## Dataset excerpt
□ □ □ □ □
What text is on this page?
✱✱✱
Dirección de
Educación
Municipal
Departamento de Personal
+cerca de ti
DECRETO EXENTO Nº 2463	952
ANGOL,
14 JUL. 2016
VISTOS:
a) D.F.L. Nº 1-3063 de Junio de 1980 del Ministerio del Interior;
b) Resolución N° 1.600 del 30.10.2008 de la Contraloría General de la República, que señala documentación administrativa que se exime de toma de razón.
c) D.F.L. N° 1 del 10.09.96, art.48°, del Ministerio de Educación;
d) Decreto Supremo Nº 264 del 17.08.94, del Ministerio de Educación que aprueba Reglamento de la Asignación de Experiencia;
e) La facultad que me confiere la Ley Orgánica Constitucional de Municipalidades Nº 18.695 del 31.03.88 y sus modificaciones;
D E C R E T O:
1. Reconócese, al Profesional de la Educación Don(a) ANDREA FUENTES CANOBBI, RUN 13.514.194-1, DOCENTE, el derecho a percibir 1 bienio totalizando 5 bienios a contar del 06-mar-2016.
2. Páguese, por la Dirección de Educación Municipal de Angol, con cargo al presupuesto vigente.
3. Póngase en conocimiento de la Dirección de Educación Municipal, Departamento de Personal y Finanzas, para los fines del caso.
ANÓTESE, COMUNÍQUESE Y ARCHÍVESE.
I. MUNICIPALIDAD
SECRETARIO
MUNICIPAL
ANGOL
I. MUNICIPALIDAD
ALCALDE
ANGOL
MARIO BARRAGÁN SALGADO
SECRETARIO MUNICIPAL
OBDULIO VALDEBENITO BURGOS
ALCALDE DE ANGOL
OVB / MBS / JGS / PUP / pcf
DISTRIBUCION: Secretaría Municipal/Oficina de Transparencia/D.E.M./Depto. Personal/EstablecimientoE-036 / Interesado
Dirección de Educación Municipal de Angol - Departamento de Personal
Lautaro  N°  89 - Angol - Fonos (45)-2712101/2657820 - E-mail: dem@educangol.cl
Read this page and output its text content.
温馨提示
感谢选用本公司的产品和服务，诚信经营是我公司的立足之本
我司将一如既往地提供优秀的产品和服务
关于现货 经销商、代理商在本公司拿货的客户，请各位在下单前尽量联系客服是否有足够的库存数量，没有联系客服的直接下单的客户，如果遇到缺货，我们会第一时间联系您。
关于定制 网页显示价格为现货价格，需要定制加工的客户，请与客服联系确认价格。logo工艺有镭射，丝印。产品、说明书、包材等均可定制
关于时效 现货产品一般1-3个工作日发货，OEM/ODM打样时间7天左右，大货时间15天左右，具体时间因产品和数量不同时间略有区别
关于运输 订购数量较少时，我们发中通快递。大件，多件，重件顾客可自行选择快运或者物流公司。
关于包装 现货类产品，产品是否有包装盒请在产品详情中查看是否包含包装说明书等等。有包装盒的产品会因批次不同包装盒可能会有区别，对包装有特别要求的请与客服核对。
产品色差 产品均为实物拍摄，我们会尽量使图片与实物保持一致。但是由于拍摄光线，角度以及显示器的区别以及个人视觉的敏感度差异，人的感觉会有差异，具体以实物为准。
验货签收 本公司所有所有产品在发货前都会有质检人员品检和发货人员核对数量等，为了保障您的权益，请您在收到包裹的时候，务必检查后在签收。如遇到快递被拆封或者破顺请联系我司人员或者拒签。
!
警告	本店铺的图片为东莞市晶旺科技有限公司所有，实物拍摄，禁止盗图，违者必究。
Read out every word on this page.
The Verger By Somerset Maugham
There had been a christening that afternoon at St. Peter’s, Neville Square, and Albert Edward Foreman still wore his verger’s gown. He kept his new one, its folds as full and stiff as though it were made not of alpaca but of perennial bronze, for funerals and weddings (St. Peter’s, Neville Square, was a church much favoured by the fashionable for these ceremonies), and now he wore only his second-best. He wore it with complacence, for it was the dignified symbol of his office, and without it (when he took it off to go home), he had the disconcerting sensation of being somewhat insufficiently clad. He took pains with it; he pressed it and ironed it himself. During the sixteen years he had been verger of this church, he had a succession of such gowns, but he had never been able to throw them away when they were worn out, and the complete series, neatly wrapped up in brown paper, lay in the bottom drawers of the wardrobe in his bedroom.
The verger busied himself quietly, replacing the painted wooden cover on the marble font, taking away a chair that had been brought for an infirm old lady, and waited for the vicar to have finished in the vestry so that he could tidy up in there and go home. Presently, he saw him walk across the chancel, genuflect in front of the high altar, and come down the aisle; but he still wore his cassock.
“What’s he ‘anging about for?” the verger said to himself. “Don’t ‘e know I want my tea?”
□ □ □ □ □
## EXERCISE PROMPT
Print the listing above in full, exactly as it is.

## OUTPUT
What text is on this page?
✱✱✱
Dirección de
Educación
Municipal
Departamento de Personal
+cerca de ti
DECRETO EXENTO Nº 2463	952
ANGOL,
14 JUL. 2016
VISTOS:
a) D.F.L. Nº 1-3063 de Junio de 1980 del Ministerio del Interior;
b) Resolución N° 1.600 del 30.10.2008 de la Contraloría General de la República, que señala documentación administrativa que se exime de toma de razón.
c) D.F.L. N° 1 del 10.09.96, art.48°, del Ministerio de Educación;
d) Decreto Supremo Nº 264 del 17.08.94, del Ministerio de Educación que aprueba Reglamento de la Asignación de Experiencia;
e) La facultad que me confiere la Ley Orgánica Constitucional de Municipalidades Nº 18.695 del 31.03.88 y sus modificaciones;
D E C R E T O:
1. Reconócese, al Profesional de la Educación Don(a) ANDREA FUENTES CANOBBI, RUN 13.514.194-1, DOCENTE, el derecho a percibir 1 bienio totalizando 5 bienios a contar del 06-mar-2016.
2. Páguese, por la Dirección de Educación Municipal de Angol, con cargo al presupuesto vigente.
3. Póngase en conocimiento de la Dirección de Educación Municipal, Departamento de Personal y Finanzas, para los fines del caso.
ANÓTESE, COMUNÍQUESE Y ARCHÍVESE.
I. MUNICIPALIDAD
SECRETARIO
MUNICIPAL
ANGOL
I. MUNICIPALIDAD
ALCALDE
ANGOL
MARIO BARRAGÁN SALGADO
SECRETARIO MUNICIPAL
OBDULIO VALDEBENITO BURGOS
ALCALDE DE ANGOL
OVB / MBS / JGS / PUP / pcf
DISTRIBUCION: Secretaría Municipal/Oficina de Transparencia/D.E.M./Depto. Personal/EstablecimientoE-036 / Interesado
Dirección de Educación Municipal de Angol - Departamento de Personal
Lautaro  N°  89 - Angol - Fonos (45)-2712101/2657820 - E-mail: dem@educangol.cl
Read this page and output its text content.
温馨提示
感谢选用本公司的产品和服务，诚信经营是我公司的立足之本
我司将一如既往地提供优秀的产品和服务
关于现货 经销商、代理商在本公司拿货的客户，请各位在下单前尽量联系客服是否有足够的库存数量，没有联系客服的直接下单的客户，如果遇到缺货，我们会第一时间联系您。
关于定制 网页显示价格为现货价格，需要定制加工的客户，请与客服联系确认价格。logo工艺有镭射，丝印。产品、说明书、包材等均可定制
关于时效 现货产品一般1-3个工作日发货，OEM/ODM打样时间7天左右，大货时间15天左右，具体时间因产品和数量不同时间略有区别
关于运输 订购数量较少时，我们发中通快递。大件，多件，重件顾客可自行选择快运或者物流公司。
关于包装 现货类产品，产品是否有包装盒请在产品详情中查看是否包含包装说明书等等。有包装盒的产品会因批次不同包装盒可能会有区别，对包装有特别要求的请与客服核对。
产品色差 产品均为实物拍摄，我们会尽量使图片与实物保持一致。但是由于拍摄光线，角度以及显示器的区别以及个人视觉的敏感度差异，人的感觉会有差异，具体以实物为准。
验货签收 本公司所有所有产品在发货前都会有质检人员品检和发货人员核对数量等，为了保障您的权益，请您在收到包裹的时候，务必检查后在签收。如遇到快递被拆封或者破顺请联系我司人员或者拒签。
!
警告	本店铺的图片为东莞市晶旺科技有限公司所有，实物拍摄，禁止盗图，违者必究。
Read out every word on this page.
The Verger By Somerset Maugham
There had been a christening that afternoon at St. Peter’s, Neville Square, and Albert Edward Foreman still wore his verger’s gown. He kept his new one, its folds as full and stiff as though it were made not of alpaca but of perennial bronze, for funerals and weddings (St. Peter’s, Neville Square, was a church much favoured by the fashionable for these ceremonies), and now he wore only his second-best. He wore it with complacence, for it was the dignified symbol of his office, and without it (when he took it off to go home), he had the disconcerting sensation of being somewhat insufficiently clad. He took pains with it; he pressed it and ironed it himself. During the sixteen years he had been verger of this church, he had a succession of such gowns, but he had never been able to throw them away when they were worn out, and the complete series, neatly wrapped up in brown paper, lay in the bottom drawers of the wardrobe in his bedroom.
The verger busied himself quietly, replacing the painted wooden cover on the marble font, taking away a chair that had been brought for an infirm old lady, and waited for the vicar to have finished in the vestry so that he could tidy up in there and go home. Presently, he saw him walk across the chancel, genuflect in front of the high altar, and come down the aisle; but he still wore his cassock.
“What’s he ‘anging about for?” the verger said to himself. “Don’t ‘e know I want my tea?”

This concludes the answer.